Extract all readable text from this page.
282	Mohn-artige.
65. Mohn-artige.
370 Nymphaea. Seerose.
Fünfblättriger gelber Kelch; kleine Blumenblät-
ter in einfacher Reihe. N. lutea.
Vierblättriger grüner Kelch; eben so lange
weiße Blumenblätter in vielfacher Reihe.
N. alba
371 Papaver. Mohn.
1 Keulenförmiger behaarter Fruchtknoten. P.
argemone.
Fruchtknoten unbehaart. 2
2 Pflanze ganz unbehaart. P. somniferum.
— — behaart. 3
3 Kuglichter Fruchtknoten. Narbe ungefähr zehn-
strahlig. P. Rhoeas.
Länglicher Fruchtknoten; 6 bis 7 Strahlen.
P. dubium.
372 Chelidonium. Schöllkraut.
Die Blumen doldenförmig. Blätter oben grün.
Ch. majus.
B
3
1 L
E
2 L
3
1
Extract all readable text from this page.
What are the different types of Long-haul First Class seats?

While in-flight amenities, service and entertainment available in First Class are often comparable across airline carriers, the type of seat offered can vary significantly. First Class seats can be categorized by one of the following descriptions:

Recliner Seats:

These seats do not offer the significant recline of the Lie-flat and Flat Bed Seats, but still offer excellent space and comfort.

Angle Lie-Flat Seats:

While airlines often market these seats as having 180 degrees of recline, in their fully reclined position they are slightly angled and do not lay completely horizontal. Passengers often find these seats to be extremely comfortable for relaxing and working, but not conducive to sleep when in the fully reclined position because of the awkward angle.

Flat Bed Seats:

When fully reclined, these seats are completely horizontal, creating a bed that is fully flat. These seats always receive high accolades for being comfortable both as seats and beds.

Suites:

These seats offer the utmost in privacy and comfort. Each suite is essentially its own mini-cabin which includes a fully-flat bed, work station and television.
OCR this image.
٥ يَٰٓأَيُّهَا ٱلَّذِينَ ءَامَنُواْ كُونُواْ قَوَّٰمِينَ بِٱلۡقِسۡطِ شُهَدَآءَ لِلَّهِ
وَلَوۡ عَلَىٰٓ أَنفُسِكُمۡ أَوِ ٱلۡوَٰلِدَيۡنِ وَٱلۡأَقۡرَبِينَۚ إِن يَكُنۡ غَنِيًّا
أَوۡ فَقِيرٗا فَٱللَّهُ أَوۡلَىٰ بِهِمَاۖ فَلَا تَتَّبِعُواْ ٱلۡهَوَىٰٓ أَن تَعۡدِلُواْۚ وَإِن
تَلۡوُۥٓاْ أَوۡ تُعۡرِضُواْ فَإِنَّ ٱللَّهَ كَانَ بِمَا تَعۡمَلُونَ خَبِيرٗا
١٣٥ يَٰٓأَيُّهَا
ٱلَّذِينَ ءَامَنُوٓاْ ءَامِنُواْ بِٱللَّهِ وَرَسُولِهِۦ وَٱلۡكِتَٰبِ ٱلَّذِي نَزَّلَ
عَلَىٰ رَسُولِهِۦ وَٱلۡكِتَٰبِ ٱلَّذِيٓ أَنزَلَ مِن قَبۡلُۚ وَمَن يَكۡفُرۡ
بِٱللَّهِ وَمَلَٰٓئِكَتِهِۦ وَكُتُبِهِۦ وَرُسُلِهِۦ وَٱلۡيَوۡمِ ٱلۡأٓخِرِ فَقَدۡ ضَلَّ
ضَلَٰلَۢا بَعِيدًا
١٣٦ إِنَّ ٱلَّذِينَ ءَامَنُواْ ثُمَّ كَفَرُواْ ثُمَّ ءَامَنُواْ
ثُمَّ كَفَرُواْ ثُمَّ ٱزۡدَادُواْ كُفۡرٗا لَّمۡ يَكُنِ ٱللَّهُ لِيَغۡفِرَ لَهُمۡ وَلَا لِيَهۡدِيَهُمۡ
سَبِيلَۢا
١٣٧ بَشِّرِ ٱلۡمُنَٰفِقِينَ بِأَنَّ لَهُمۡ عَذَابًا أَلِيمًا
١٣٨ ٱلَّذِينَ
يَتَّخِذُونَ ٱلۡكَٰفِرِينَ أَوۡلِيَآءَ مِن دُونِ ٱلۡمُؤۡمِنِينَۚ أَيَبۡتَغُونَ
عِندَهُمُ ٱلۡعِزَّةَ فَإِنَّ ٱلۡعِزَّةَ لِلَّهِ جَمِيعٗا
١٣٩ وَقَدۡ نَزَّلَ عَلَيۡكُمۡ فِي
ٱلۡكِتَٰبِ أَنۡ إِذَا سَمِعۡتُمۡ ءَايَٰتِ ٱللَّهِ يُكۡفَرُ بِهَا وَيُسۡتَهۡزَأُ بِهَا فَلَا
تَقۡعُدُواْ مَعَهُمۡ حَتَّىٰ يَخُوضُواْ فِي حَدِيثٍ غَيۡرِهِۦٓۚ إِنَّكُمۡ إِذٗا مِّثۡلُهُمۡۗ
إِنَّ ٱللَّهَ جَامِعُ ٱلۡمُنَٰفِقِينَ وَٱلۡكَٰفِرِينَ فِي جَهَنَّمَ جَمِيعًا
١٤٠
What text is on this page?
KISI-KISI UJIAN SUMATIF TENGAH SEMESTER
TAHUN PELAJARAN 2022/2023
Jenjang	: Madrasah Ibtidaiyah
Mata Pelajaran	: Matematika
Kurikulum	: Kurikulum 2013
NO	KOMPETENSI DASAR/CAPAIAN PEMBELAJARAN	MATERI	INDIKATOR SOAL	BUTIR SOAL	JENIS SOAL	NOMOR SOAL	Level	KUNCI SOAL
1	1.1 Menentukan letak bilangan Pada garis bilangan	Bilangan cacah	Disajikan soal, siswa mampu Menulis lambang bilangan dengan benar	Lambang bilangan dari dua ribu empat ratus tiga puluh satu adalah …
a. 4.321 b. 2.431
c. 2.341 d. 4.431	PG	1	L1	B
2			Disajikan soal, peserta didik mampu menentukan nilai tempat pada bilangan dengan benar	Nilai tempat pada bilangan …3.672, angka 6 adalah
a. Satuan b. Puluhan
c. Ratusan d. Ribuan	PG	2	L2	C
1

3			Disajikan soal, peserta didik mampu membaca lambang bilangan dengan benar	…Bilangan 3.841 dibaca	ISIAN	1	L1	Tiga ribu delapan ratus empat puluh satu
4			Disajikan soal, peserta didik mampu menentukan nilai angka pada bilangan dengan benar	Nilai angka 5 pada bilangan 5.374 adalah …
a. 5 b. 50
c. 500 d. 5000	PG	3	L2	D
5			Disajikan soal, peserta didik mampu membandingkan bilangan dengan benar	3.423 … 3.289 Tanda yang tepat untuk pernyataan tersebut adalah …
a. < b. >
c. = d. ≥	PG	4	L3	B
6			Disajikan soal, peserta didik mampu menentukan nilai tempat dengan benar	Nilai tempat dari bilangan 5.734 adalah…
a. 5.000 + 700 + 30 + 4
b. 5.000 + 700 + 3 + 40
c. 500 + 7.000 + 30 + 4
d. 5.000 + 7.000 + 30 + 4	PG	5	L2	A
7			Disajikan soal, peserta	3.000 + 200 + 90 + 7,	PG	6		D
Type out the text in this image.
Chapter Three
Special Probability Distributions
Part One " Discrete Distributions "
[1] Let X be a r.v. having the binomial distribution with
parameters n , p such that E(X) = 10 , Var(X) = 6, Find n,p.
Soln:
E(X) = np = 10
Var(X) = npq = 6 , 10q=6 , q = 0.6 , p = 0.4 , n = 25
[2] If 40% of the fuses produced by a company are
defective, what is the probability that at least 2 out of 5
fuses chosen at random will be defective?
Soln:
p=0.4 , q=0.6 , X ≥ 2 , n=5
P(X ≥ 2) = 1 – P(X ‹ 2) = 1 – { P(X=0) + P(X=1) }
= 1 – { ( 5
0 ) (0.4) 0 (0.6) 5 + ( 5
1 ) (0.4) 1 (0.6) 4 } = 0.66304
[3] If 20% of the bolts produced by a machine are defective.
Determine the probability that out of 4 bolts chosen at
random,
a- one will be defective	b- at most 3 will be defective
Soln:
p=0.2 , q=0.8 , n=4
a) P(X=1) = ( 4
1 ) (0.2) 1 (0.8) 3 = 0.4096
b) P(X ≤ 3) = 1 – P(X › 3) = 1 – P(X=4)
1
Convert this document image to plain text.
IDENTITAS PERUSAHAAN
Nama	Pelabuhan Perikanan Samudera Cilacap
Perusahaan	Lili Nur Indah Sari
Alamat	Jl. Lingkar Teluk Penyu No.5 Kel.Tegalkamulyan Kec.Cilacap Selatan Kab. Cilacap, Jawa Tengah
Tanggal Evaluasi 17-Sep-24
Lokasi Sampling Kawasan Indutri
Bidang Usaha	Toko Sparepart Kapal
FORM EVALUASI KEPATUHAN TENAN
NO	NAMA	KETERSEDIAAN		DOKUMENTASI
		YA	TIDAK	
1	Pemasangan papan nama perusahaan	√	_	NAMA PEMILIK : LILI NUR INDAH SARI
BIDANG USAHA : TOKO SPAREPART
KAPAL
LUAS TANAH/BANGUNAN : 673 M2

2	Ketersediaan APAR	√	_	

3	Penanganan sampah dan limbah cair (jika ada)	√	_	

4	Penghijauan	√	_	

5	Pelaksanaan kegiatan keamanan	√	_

+++

* _Exercise prompt_
For each line above that contains the word "defective", copy that line.

* _Written answer_
defective, what is the probability that at least 2 out of 5
fuses chosen at random will be defective?
[3] If 20% of the bolts produced by a machine are defective.
a- one will be defective	b- at most 3 will be defective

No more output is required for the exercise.